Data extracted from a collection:
※
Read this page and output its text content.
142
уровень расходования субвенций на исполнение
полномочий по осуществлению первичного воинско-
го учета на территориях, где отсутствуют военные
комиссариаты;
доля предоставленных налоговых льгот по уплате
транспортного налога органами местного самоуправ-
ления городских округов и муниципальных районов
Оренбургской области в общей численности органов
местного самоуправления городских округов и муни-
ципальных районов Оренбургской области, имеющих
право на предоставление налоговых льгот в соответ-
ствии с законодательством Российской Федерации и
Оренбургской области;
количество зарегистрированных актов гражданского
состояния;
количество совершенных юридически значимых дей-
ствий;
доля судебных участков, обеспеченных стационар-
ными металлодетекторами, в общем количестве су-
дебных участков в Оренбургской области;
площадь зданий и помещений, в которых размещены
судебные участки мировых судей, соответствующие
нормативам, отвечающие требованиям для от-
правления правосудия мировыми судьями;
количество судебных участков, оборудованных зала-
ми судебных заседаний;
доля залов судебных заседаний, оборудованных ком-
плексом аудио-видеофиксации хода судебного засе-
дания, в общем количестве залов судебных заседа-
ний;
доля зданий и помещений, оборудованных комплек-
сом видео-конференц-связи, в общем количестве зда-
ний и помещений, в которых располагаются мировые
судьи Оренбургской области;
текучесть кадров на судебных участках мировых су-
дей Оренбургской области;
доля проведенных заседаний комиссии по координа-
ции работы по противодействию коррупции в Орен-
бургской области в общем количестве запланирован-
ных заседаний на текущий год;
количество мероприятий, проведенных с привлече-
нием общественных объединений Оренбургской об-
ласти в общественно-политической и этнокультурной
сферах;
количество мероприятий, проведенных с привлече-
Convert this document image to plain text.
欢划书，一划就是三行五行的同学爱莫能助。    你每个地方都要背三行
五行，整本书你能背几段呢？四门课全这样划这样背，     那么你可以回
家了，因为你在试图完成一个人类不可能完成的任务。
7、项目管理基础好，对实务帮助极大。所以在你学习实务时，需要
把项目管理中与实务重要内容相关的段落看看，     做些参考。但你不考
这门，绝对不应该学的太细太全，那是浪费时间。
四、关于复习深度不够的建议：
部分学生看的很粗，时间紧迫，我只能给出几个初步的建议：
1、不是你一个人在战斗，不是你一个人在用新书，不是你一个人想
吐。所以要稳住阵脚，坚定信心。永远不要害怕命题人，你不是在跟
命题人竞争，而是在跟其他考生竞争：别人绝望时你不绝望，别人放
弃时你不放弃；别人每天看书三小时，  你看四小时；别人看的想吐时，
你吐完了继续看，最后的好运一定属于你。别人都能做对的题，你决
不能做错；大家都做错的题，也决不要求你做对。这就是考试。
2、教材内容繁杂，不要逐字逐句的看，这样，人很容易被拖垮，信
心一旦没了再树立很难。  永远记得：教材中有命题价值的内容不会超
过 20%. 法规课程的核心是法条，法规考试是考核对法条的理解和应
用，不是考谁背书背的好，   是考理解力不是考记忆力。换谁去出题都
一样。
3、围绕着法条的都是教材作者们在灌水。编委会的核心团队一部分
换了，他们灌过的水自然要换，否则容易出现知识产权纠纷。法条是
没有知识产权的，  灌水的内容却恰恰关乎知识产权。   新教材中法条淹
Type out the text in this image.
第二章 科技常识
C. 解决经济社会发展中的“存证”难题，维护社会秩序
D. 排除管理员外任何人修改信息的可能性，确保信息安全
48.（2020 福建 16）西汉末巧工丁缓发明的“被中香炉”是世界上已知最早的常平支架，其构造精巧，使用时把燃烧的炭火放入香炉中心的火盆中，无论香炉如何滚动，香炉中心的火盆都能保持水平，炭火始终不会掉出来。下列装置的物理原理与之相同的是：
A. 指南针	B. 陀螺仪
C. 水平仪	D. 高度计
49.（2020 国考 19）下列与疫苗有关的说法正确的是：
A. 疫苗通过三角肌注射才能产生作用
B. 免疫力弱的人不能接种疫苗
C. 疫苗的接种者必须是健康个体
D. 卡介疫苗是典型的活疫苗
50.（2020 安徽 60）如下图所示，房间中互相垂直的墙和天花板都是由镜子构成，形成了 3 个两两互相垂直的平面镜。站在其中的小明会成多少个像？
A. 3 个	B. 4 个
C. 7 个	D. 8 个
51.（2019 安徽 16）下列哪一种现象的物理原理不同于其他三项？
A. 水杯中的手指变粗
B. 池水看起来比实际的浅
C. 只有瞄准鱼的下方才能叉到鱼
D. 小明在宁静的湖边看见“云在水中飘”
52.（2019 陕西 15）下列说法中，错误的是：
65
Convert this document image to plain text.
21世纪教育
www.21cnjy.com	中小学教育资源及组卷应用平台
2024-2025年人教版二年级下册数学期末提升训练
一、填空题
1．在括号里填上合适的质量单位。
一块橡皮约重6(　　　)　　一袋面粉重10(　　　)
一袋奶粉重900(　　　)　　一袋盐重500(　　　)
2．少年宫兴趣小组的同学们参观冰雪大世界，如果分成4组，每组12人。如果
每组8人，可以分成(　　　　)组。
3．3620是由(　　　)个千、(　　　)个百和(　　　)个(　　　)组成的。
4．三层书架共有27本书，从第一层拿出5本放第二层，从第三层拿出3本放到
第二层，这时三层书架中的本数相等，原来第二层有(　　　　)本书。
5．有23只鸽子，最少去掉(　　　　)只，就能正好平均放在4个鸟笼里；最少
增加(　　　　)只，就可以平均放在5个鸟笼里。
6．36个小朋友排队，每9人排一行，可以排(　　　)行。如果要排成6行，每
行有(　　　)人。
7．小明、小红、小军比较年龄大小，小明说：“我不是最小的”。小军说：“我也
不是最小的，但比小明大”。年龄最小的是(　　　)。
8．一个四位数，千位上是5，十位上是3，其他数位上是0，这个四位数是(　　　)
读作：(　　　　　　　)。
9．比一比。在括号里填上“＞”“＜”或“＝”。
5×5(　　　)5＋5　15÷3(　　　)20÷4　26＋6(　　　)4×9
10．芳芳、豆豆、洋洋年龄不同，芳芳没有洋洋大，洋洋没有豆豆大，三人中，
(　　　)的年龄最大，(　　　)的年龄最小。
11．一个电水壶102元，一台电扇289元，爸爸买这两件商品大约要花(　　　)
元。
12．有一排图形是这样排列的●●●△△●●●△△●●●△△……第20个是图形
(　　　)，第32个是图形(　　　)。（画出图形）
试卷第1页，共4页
※
# AIM OF THE TASK
Find out how many lines in the listing contain the string "доля". Give the number alone.

# TASK ANSWER
5